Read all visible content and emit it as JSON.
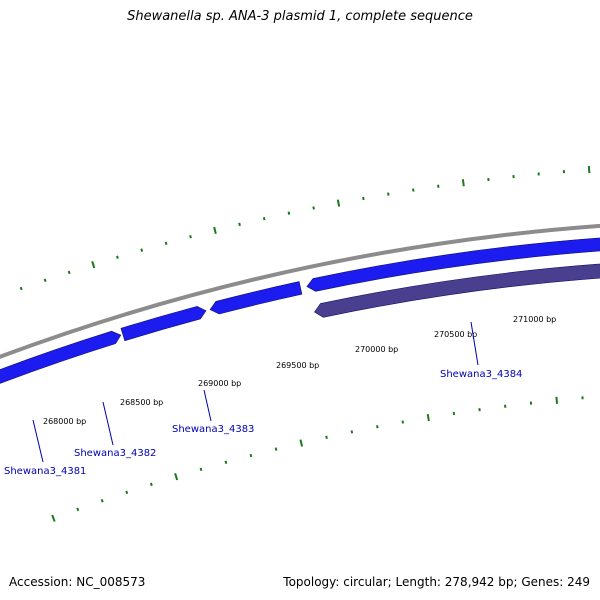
{
  "title": "Shewanella sp. ANA-3 plasmid 1, complete sequence",
  "footer": {
    "accession": "Accession: NC_008573",
    "summary": "Topology: circular; Length: 278,942 bp; Genes: 249"
  },
  "colors": {
    "backbone": "#8c8c8c",
    "forward_gene": "#1c1cf0",
    "reverse_gene": "#4a3f8f",
    "ticks": "#1a7a1a",
    "gene_label": "#0000b4"
  },
  "scale_labels": [
    {
      "text": "268000 bp",
      "bp": 268000
    },
    {
      "text": "268500 bp",
      "bp": 268500
    },
    {
      "text": "269000 bp",
      "bp": 269000
    },
    {
      "text": "269500 bp",
      "bp": 269500
    },
    {
      "text": "270000 bp",
      "bp": 270000
    },
    {
      "text": "270500 bp",
      "bp": 270500
    },
    {
      "text": "271000 bp",
      "bp": 271000
    }
  ],
  "genes": [
    {
      "label": "Shewana3_4381",
      "strand": "+"
    },
    {
      "label": "Shewana3_4382",
      "strand": "+"
    },
    {
      "label": "Shewana3_4383",
      "strand": "+"
    },
    {
      "label": "Shewana3_4384",
      "strand": "-"
    }
  ]
}
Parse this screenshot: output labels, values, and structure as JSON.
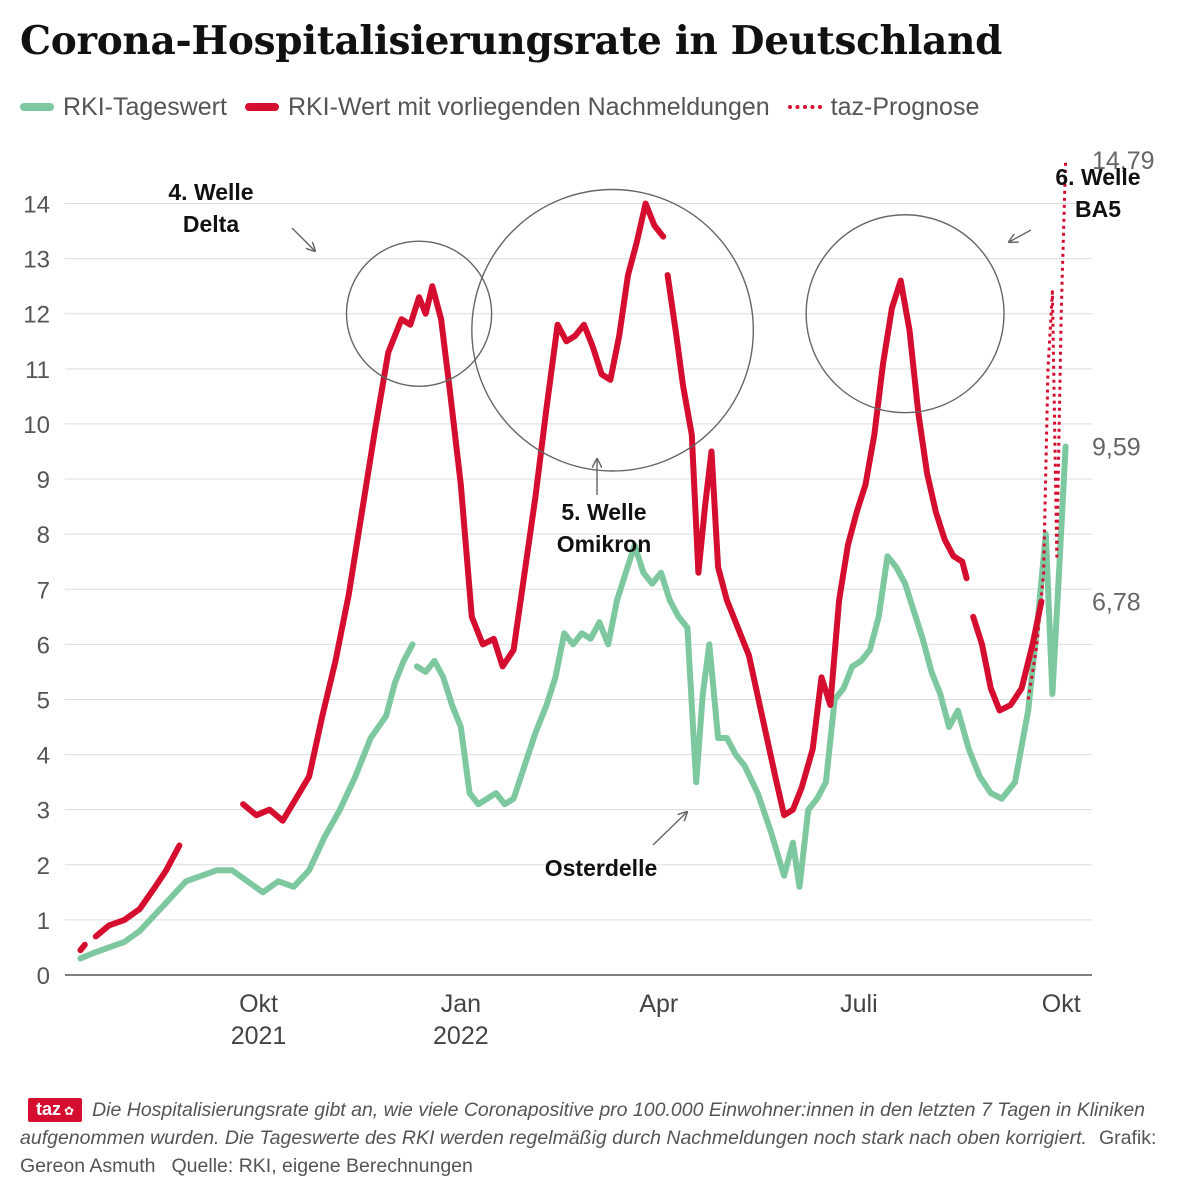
{
  "header": {
    "title": "Corona-Hospitalisierungsrate in Deutschland"
  },
  "legend": {
    "items": [
      {
        "label": "RKI-Tageswert",
        "color": "#7ec8a0",
        "style": "solid"
      },
      {
        "label": "RKI-Wert mit vorliegenden Nachmeldungen",
        "color": "#d50d2e",
        "style": "solid"
      },
      {
        "label": "taz-Prognose",
        "color": "#d50d2e",
        "style": "dotted"
      }
    ]
  },
  "footer": {
    "logo_text": "taz",
    "logo_icon": "paw-icon",
    "description": "Die Hospitalisierungsrate gibt an, wie viele Coronapositive pro 100.000 Einwohner:innen in den letzten 7 Tagen in Kliniken aufgenommen wurden. Die Tageswerte des RKI werden regelmäßig durch Nachmeldungen noch stark nach oben korrigiert.",
    "credit": "Grafik: Gereon Asmuth",
    "source": "Quelle: RKI, eigene Berechnungen"
  },
  "chart_data": {
    "type": "line",
    "x_unit": "date",
    "xlim": [
      "2021-07-05",
      "2022-10-15"
    ],
    "ylim": [
      0,
      14
    ],
    "y_ticks": [
      0,
      1,
      2,
      3,
      4,
      5,
      6,
      7,
      8,
      9,
      10,
      11,
      12,
      13,
      14
    ],
    "y_tick_labels": [
      "0",
      "1",
      "2",
      "3",
      "4",
      "5",
      "6",
      "7",
      "8",
      "9",
      "10",
      "11",
      "12",
      "13",
      "14"
    ],
    "x_ticks": [
      {
        "date": "2021-10-01",
        "label": "Okt",
        "sublabel": "2021"
      },
      {
        "date": "2022-01-01",
        "label": "Jan",
        "sublabel": "2022"
      },
      {
        "date": "2022-04-01",
        "label": "Apr",
        "sublabel": ""
      },
      {
        "date": "2022-07-01",
        "label": "Juli",
        "sublabel": ""
      },
      {
        "date": "2022-10-01",
        "label": "Okt",
        "sublabel": ""
      }
    ],
    "grid": "horizontal",
    "colors": {
      "green": "#7ec8a0",
      "red": "#d50d2e",
      "grid": "#dddddd",
      "axis": "#555555",
      "annotation": "#666666"
    },
    "series": [
      {
        "name": "RKI-Tageswert",
        "color": "#7ec8a0",
        "segments": [
          [
            [
              "2021-07-12",
              0.3
            ],
            [
              "2021-07-18",
              0.4
            ],
            [
              "2021-07-25",
              0.5
            ],
            [
              "2021-08-01",
              0.6
            ],
            [
              "2021-08-08",
              0.8
            ],
            [
              "2021-08-15",
              1.1
            ],
            [
              "2021-08-22",
              1.4
            ],
            [
              "2021-08-29",
              1.7
            ],
            [
              "2021-09-05",
              1.8
            ],
            [
              "2021-09-12",
              1.9
            ],
            [
              "2021-09-19",
              1.9
            ],
            [
              "2021-09-26",
              1.7
            ],
            [
              "2021-10-03",
              1.5
            ],
            [
              "2021-10-10",
              1.7
            ],
            [
              "2021-10-17",
              1.6
            ],
            [
              "2021-10-24",
              1.9
            ],
            [
              "2021-10-31",
              2.5
            ],
            [
              "2021-11-07",
              3.0
            ],
            [
              "2021-11-14",
              3.6
            ],
            [
              "2021-11-21",
              4.3
            ],
            [
              "2021-11-28",
              4.7
            ],
            [
              "2021-12-02",
              5.3
            ],
            [
              "2021-12-06",
              5.7
            ],
            [
              "2021-12-10",
              6.0
            ]
          ],
          [
            [
              "2021-12-12",
              5.6
            ],
            [
              "2021-12-16",
              5.5
            ],
            [
              "2021-12-20",
              5.7
            ],
            [
              "2021-12-24",
              5.4
            ],
            [
              "2021-12-28",
              4.9
            ],
            [
              "2022-01-01",
              4.5
            ],
            [
              "2022-01-05",
              3.3
            ],
            [
              "2022-01-09",
              3.1
            ],
            [
              "2022-01-13",
              3.2
            ],
            [
              "2022-01-17",
              3.3
            ],
            [
              "2022-01-21",
              3.1
            ],
            [
              "2022-01-25",
              3.2
            ],
            [
              "2022-01-30",
              3.8
            ],
            [
              "2022-02-04",
              4.4
            ],
            [
              "2022-02-09",
              4.9
            ],
            [
              "2022-02-13",
              5.4
            ],
            [
              "2022-02-17",
              6.2
            ],
            [
              "2022-02-21",
              6.0
            ],
            [
              "2022-02-25",
              6.2
            ],
            [
              "2022-03-01",
              6.1
            ],
            [
              "2022-03-05",
              6.4
            ],
            [
              "2022-03-09",
              6.0
            ],
            [
              "2022-03-13",
              6.8
            ],
            [
              "2022-03-17",
              7.3
            ],
            [
              "2022-03-21",
              7.8
            ],
            [
              "2022-03-25",
              7.3
            ],
            [
              "2022-03-29",
              7.1
            ],
            [
              "2022-04-02",
              7.3
            ],
            [
              "2022-04-06",
              6.8
            ],
            [
              "2022-04-10",
              6.5
            ],
            [
              "2022-04-14",
              6.3
            ],
            [
              "2022-04-18",
              3.5
            ],
            [
              "2022-04-21",
              5.1
            ],
            [
              "2022-04-24",
              6.0
            ],
            [
              "2022-04-28",
              4.3
            ],
            [
              "2022-05-02",
              4.3
            ],
            [
              "2022-05-06",
              4.0
            ],
            [
              "2022-05-10",
              3.8
            ],
            [
              "2022-05-16",
              3.3
            ],
            [
              "2022-05-22",
              2.6
            ],
            [
              "2022-05-28",
              1.8
            ],
            [
              "2022-06-01",
              2.4
            ],
            [
              "2022-06-04",
              1.6
            ],
            [
              "2022-06-08",
              3.0
            ],
            [
              "2022-06-12",
              3.2
            ],
            [
              "2022-06-16",
              3.5
            ],
            [
              "2022-06-20",
              5.0
            ],
            [
              "2022-06-24",
              5.2
            ],
            [
              "2022-06-28",
              5.6
            ],
            [
              "2022-07-02",
              5.7
            ],
            [
              "2022-07-06",
              5.9
            ],
            [
              "2022-07-10",
              6.5
            ],
            [
              "2022-07-14",
              7.6
            ],
            [
              "2022-07-18",
              7.4
            ],
            [
              "2022-07-22",
              7.1
            ],
            [
              "2022-07-26",
              6.6
            ],
            [
              "2022-07-30",
              6.1
            ],
            [
              "2022-08-03",
              5.5
            ],
            [
              "2022-08-07",
              5.1
            ],
            [
              "2022-08-11",
              4.5
            ],
            [
              "2022-08-15",
              4.8
            ],
            [
              "2022-08-20",
              4.1
            ],
            [
              "2022-08-25",
              3.6
            ],
            [
              "2022-08-30",
              3.3
            ],
            [
              "2022-09-04",
              3.2
            ],
            [
              "2022-09-10",
              3.5
            ],
            [
              "2022-09-16",
              4.8
            ],
            [
              "2022-09-20",
              6.3
            ],
            [
              "2022-09-24",
              8.0
            ],
            [
              "2022-09-27",
              5.1
            ],
            [
              "2022-09-30",
              7.3
            ],
            [
              "2022-10-03",
              9.59
            ]
          ]
        ]
      },
      {
        "name": "RKI-Wert mit vorliegenden Nachmeldungen",
        "color": "#d50d2e",
        "segments": [
          [
            [
              "2021-07-12",
              0.45
            ],
            [
              "2021-07-14",
              0.55
            ]
          ],
          [
            [
              "2021-07-19",
              0.7
            ],
            [
              "2021-07-25",
              0.9
            ],
            [
              "2021-08-01",
              1.0
            ],
            [
              "2021-08-08",
              1.2
            ],
            [
              "2021-08-15",
              1.6
            ],
            [
              "2021-08-20",
              1.9
            ],
            [
              "2021-08-26",
              2.35
            ]
          ],
          [
            [
              "2021-09-24",
              3.1
            ],
            [
              "2021-09-30",
              2.9
            ],
            [
              "2021-10-06",
              3.0
            ],
            [
              "2021-10-12",
              2.8
            ],
            [
              "2021-10-18",
              3.2
            ],
            [
              "2021-10-24",
              3.6
            ],
            [
              "2021-10-30",
              4.7
            ],
            [
              "2021-11-05",
              5.7
            ],
            [
              "2021-11-11",
              6.9
            ],
            [
              "2021-11-17",
              8.4
            ],
            [
              "2021-11-23",
              9.9
            ],
            [
              "2021-11-29",
              11.3
            ],
            [
              "2021-12-05",
              11.9
            ],
            [
              "2021-12-09",
              11.8
            ],
            [
              "2021-12-13",
              12.3
            ],
            [
              "2021-12-16",
              12.0
            ],
            [
              "2021-12-19",
              12.5
            ],
            [
              "2021-12-23",
              11.9
            ],
            [
              "2021-12-27",
              10.6
            ],
            [
              "2022-01-01",
              8.9
            ],
            [
              "2022-01-06",
              6.5
            ],
            [
              "2022-01-11",
              6.0
            ],
            [
              "2022-01-16",
              6.1
            ],
            [
              "2022-01-20",
              5.6
            ],
            [
              "2022-01-25",
              5.9
            ],
            [
              "2022-01-30",
              7.3
            ],
            [
              "2022-02-04",
              8.7
            ],
            [
              "2022-02-09",
              10.3
            ],
            [
              "2022-02-14",
              11.8
            ],
            [
              "2022-02-18",
              11.5
            ],
            [
              "2022-02-22",
              11.6
            ],
            [
              "2022-02-26",
              11.8
            ],
            [
              "2022-03-02",
              11.4
            ],
            [
              "2022-03-06",
              10.9
            ],
            [
              "2022-03-10",
              10.8
            ],
            [
              "2022-03-14",
              11.6
            ],
            [
              "2022-03-18",
              12.7
            ],
            [
              "2022-03-22",
              13.3
            ],
            [
              "2022-03-26",
              14.0
            ],
            [
              "2022-03-30",
              13.6
            ],
            [
              "2022-04-03",
              13.4
            ]
          ],
          [
            [
              "2022-04-05",
              12.7
            ],
            [
              "2022-04-09",
              11.6
            ],
            [
              "2022-04-12",
              10.7
            ],
            [
              "2022-04-16",
              9.8
            ],
            [
              "2022-04-19",
              7.3
            ],
            [
              "2022-04-22",
              8.5
            ],
            [
              "2022-04-25",
              9.5
            ],
            [
              "2022-04-28",
              7.4
            ],
            [
              "2022-05-02",
              6.8
            ],
            [
              "2022-05-06",
              6.4
            ],
            [
              "2022-05-12",
              5.8
            ],
            [
              "2022-05-18",
              4.7
            ],
            [
              "2022-05-24",
              3.6
            ],
            [
              "2022-05-28",
              2.9
            ],
            [
              "2022-06-01",
              3.0
            ],
            [
              "2022-06-05",
              3.4
            ],
            [
              "2022-06-10",
              4.1
            ],
            [
              "2022-06-14",
              5.4
            ],
            [
              "2022-06-18",
              4.9
            ],
            [
              "2022-06-22",
              6.8
            ],
            [
              "2022-06-26",
              7.8
            ],
            [
              "2022-06-30",
              8.4
            ],
            [
              "2022-07-04",
              8.9
            ],
            [
              "2022-07-08",
              9.8
            ],
            [
              "2022-07-12",
              11.1
            ],
            [
              "2022-07-16",
              12.1
            ],
            [
              "2022-07-20",
              12.6
            ],
            [
              "2022-07-24",
              11.7
            ],
            [
              "2022-07-28",
              10.2
            ],
            [
              "2022-08-01",
              9.1
            ],
            [
              "2022-08-05",
              8.4
            ],
            [
              "2022-08-09",
              7.9
            ],
            [
              "2022-08-13",
              7.6
            ],
            [
              "2022-08-17",
              7.5
            ],
            [
              "2022-08-19",
              7.2
            ]
          ],
          [
            [
              "2022-08-22",
              6.5
            ],
            [
              "2022-08-26",
              6.0
            ],
            [
              "2022-08-30",
              5.2
            ],
            [
              "2022-09-03",
              4.8
            ],
            [
              "2022-09-08",
              4.9
            ],
            [
              "2022-09-13",
              5.2
            ],
            [
              "2022-09-18",
              6.0
            ],
            [
              "2022-09-22",
              6.78
            ]
          ]
        ]
      },
      {
        "name": "taz-Prognose",
        "color": "#d50d2e",
        "style": "dotted",
        "segments": [
          [
            [
              "2022-09-16",
              5.0
            ],
            [
              "2022-09-20",
              6.0
            ],
            [
              "2022-09-23",
              7.3
            ],
            [
              "2022-09-25",
              11.0
            ],
            [
              "2022-09-27",
              12.4
            ],
            [
              "2022-09-29",
              7.6
            ],
            [
              "2022-10-01",
              12.0
            ],
            [
              "2022-10-03",
              14.79
            ]
          ]
        ]
      }
    ],
    "end_labels": [
      {
        "text": "14,79",
        "date": "2022-10-03",
        "value": 14.79
      },
      {
        "text": "9,59",
        "date": "2022-10-03",
        "value": 9.59
      },
      {
        "text": "6,78",
        "date": "2022-10-03",
        "value": 6.78
      }
    ],
    "annotations": [
      {
        "lines": [
          "4. Welle",
          "Delta"
        ],
        "circle_center": [
          "2021-12-13",
          12.0
        ],
        "circle_radius_days": 33
      },
      {
        "lines": [
          "5. Welle",
          "Omikron"
        ],
        "circle_center": [
          "2022-03-11",
          11.7
        ],
        "circle_radius_days": 64
      },
      {
        "lines": [
          "Osterdelle"
        ],
        "circle_center": null
      },
      {
        "lines": [
          "6. Welle",
          "BA5"
        ],
        "circle_center": null
      },
      {
        "lines": [],
        "circle_center": [
          "2022-07-22",
          12.0
        ],
        "circle_radius_days": 45
      }
    ]
  }
}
★ ★ ★ ★ ★
WORK TO BE COMPLETED
From the listing above, work out the number of lines that contain "date" and give only that.

RESPONSE TO THIS TASK
9